(Bounding box annotations)
══════════

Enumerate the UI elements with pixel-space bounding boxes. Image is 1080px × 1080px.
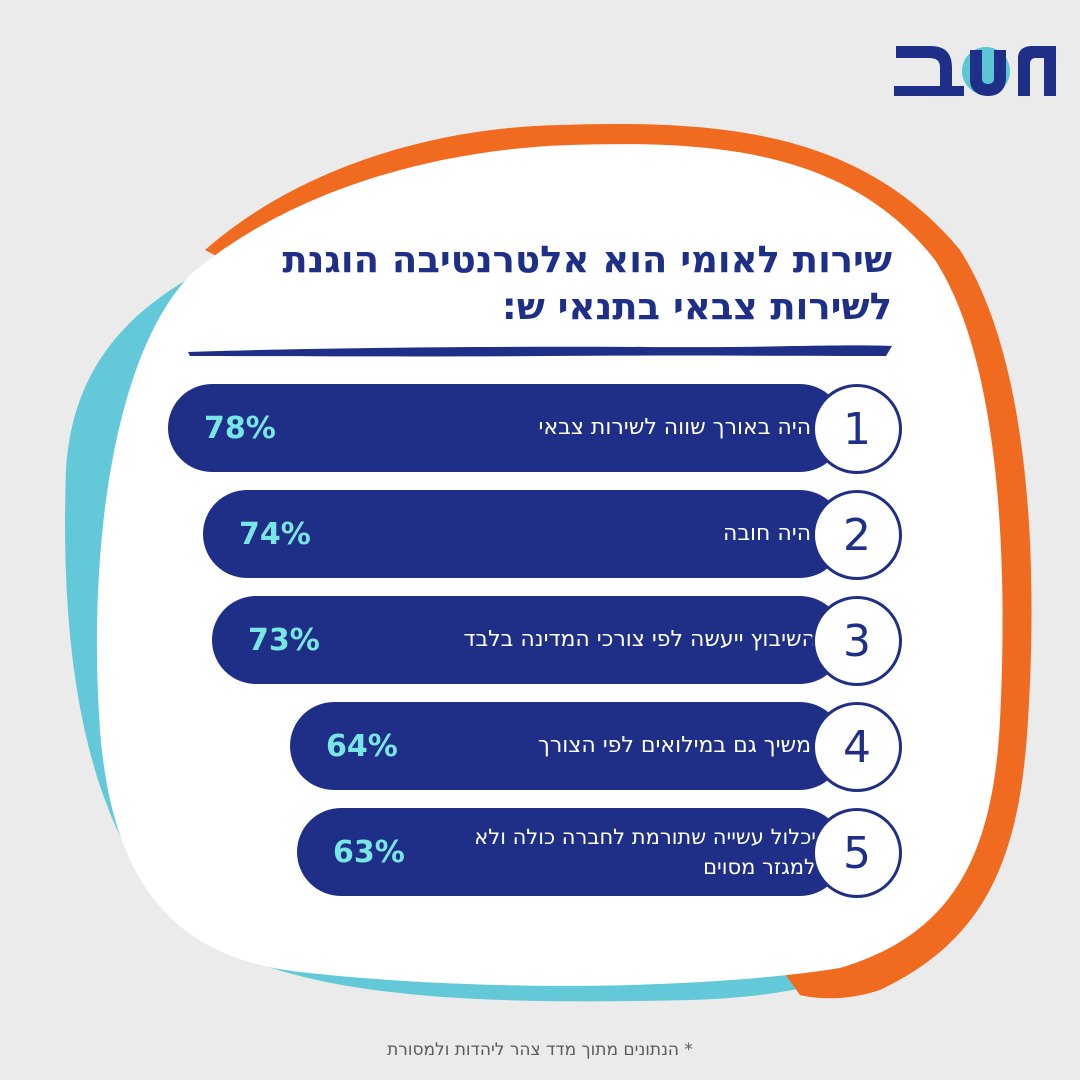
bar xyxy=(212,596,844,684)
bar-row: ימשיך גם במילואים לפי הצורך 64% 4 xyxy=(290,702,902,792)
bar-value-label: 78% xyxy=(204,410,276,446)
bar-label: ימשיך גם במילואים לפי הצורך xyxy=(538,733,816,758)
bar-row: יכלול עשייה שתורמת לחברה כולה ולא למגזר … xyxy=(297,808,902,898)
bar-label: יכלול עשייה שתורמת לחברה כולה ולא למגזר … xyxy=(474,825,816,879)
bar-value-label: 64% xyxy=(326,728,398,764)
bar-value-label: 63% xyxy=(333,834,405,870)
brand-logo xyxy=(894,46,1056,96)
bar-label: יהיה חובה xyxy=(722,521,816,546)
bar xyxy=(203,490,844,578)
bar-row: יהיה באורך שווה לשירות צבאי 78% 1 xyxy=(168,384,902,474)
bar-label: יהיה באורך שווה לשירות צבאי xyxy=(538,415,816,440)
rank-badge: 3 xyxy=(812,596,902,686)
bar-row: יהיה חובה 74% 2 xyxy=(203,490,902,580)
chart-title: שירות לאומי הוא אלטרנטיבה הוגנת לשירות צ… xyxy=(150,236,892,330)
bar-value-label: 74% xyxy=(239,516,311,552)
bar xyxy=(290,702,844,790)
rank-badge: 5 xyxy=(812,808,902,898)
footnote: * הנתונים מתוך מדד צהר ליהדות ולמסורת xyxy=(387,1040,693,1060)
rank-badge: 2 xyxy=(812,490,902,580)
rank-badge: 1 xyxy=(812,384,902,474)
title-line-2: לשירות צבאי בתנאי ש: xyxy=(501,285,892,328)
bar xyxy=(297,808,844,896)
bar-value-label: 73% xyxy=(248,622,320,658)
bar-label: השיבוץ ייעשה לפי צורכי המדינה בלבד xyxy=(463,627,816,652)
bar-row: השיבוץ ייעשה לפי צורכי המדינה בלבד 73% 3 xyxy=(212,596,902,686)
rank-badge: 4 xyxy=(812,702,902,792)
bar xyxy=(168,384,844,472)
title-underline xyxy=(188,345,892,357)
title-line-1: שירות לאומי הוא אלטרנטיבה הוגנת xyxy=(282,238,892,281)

══════════

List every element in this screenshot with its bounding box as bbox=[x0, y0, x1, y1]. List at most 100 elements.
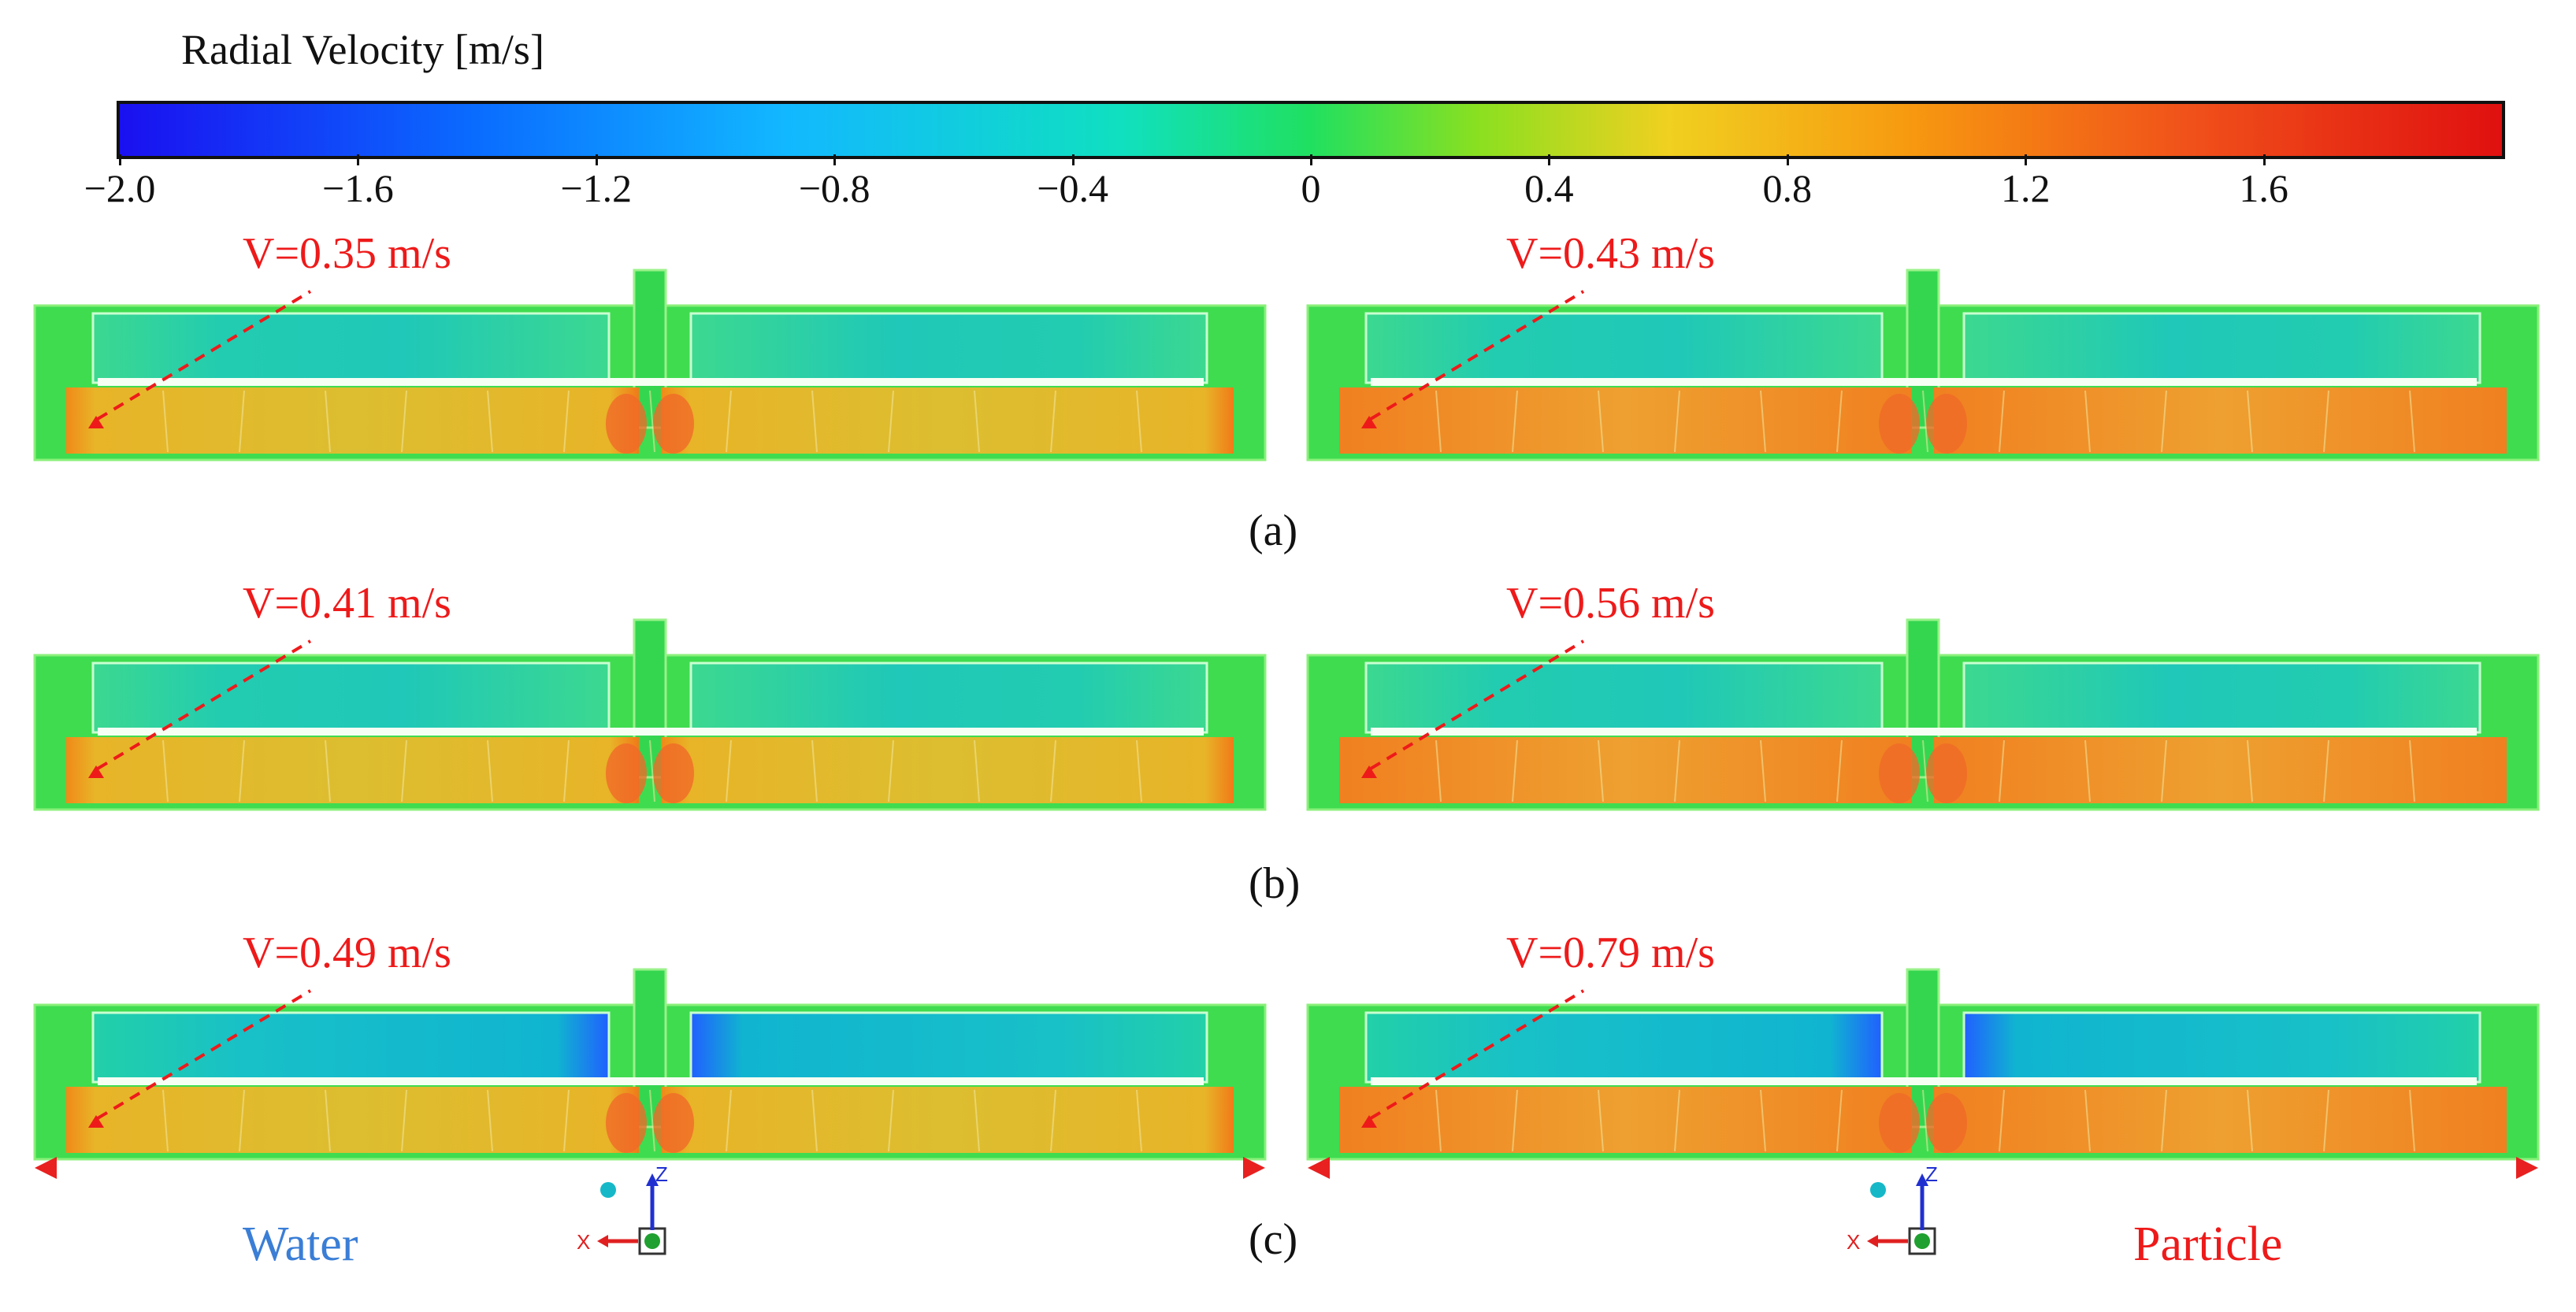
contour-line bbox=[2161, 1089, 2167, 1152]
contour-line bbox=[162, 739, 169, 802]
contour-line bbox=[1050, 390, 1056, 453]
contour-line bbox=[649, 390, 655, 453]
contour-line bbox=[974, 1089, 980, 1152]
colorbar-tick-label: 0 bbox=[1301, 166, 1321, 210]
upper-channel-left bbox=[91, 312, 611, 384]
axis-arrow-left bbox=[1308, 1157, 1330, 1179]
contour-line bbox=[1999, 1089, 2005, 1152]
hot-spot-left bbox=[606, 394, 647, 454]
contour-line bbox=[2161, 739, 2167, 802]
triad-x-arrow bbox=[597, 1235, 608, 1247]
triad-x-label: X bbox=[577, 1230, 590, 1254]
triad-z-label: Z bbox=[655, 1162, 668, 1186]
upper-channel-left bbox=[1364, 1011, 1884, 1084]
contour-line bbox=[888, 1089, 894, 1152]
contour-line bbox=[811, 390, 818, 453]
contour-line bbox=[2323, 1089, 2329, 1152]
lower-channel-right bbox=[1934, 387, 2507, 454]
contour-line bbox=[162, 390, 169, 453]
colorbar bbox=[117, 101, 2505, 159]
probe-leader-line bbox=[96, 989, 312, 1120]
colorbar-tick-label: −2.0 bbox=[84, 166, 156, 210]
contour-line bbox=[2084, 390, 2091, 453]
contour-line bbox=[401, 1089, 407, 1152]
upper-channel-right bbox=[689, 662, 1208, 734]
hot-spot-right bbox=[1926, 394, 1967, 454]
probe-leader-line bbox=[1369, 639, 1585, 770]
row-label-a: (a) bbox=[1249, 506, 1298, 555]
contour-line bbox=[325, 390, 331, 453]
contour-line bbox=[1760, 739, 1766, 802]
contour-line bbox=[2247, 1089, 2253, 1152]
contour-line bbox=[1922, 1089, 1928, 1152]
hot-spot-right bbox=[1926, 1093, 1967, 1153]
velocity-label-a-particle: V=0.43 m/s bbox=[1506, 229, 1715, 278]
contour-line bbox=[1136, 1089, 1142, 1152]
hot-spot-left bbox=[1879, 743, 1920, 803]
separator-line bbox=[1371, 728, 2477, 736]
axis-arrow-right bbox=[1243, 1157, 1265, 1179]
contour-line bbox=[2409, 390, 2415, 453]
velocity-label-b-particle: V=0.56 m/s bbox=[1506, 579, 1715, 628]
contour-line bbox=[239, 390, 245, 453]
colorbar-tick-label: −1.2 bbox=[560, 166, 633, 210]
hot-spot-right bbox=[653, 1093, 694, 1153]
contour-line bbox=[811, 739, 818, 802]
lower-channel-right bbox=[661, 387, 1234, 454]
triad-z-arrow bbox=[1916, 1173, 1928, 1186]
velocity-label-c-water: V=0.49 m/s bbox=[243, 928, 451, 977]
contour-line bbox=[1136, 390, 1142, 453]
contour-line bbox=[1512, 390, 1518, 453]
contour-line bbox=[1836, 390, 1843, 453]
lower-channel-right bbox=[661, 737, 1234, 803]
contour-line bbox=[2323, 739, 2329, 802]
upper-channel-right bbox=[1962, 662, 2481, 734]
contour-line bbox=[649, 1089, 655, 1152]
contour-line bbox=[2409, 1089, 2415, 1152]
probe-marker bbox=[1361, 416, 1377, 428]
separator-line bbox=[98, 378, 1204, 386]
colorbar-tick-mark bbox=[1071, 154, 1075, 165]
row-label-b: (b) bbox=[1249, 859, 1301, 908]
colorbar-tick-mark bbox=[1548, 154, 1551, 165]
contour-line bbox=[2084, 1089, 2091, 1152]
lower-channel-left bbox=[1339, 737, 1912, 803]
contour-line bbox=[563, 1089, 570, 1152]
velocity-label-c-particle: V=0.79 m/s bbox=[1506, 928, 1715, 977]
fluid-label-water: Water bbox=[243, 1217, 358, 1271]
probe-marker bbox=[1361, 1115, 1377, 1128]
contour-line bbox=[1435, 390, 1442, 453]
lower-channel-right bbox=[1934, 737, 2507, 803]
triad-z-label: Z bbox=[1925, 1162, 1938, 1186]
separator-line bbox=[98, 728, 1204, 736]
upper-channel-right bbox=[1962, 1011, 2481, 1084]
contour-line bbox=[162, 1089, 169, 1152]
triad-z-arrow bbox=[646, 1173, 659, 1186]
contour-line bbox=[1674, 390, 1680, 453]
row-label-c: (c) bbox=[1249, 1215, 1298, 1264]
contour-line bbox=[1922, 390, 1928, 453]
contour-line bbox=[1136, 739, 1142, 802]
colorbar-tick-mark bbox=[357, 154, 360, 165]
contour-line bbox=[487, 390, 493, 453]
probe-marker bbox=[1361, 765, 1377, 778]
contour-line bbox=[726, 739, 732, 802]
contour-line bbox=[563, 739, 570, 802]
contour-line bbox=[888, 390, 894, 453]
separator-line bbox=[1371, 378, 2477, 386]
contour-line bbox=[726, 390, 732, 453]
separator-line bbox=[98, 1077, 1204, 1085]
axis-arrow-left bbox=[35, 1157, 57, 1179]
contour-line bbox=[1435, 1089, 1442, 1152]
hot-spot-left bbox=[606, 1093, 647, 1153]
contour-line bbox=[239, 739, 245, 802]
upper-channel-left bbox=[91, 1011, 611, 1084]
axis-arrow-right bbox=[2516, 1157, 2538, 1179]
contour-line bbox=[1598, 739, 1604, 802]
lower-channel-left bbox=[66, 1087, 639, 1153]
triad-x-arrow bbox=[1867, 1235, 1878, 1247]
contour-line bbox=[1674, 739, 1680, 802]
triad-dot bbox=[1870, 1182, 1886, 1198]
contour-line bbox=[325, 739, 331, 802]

══════════

Copy out the material starting with the line that contains "Enumerate the UI" and going on through the line that contains "title-line-1: שירות לאומי", including both of those lines. Leave the pictures out.

**Result below**
Enumerate the UI elements with pixel-space bounding boxes. Image is 1080px × 1080px.
bar xyxy=(212,596,844,684)
bar-row: ימשיך גם במילואים לפי הצורך 64% 4 xyxy=(290,702,902,792)
bar-value-label: 78% xyxy=(204,410,276,446)
bar-label: ימשיך גם במילואים לפי הצורך xyxy=(538,733,816,758)
bar-row: יכלול עשייה שתורמת לחברה כולה ולא למגזר … xyxy=(297,808,902,898)
bar-label: יכלול עשייה שתורמת לחברה כולה ולא למגזר … xyxy=(474,825,816,879)
bar-value-label: 64% xyxy=(326,728,398,764)
bar-value-label: 63% xyxy=(333,834,405,870)
brand-logo xyxy=(894,46,1056,96)
bar-label: יהיה חובה xyxy=(722,521,816,546)
bar xyxy=(203,490,844,578)
bar-row: יהיה באורך שווה לשירות צבאי 78% 1 xyxy=(168,384,902,474)
bar-label: יהיה באורך שווה לשירות צבאי xyxy=(538,415,816,440)
rank-badge: 3 xyxy=(812,596,902,686)
bar-row: יהיה חובה 74% 2 xyxy=(203,490,902,580)
chart-title: שירות לאומי הוא אלטרנטיבה הוגנת לשירות צ… xyxy=(150,236,892,330)
bar-value-label: 74% xyxy=(239,516,311,552)
bar xyxy=(290,702,844,790)
rank-badge: 5 xyxy=(812,808,902,898)
footnote: * הנתונים מתוך מדד צהר ליהדות ולמסורת xyxy=(387,1040,693,1060)
rank-badge: 2 xyxy=(812,490,902,580)
rank-badge: 1 xyxy=(812,384,902,474)
title-line-2: לשירות צבאי בתנאי ש: xyxy=(501,285,892,328)
bar xyxy=(297,808,844,896)
bar-value-label: 73% xyxy=(248,622,320,658)
bar-label: השיבוץ ייעשה לפי צורכי המדינה בלבד xyxy=(463,627,816,652)
bar-row: השיבוץ ייעשה לפי צורכי המדינה בלבד 73% 3 xyxy=(212,596,902,686)
rank-badge: 4 xyxy=(812,702,902,792)
bar xyxy=(168,384,844,472)
title-underline xyxy=(188,345,892,357)
title-line-1: שירות לאומי הוא אלטרנטיבה הוגנת xyxy=(282,238,892,281)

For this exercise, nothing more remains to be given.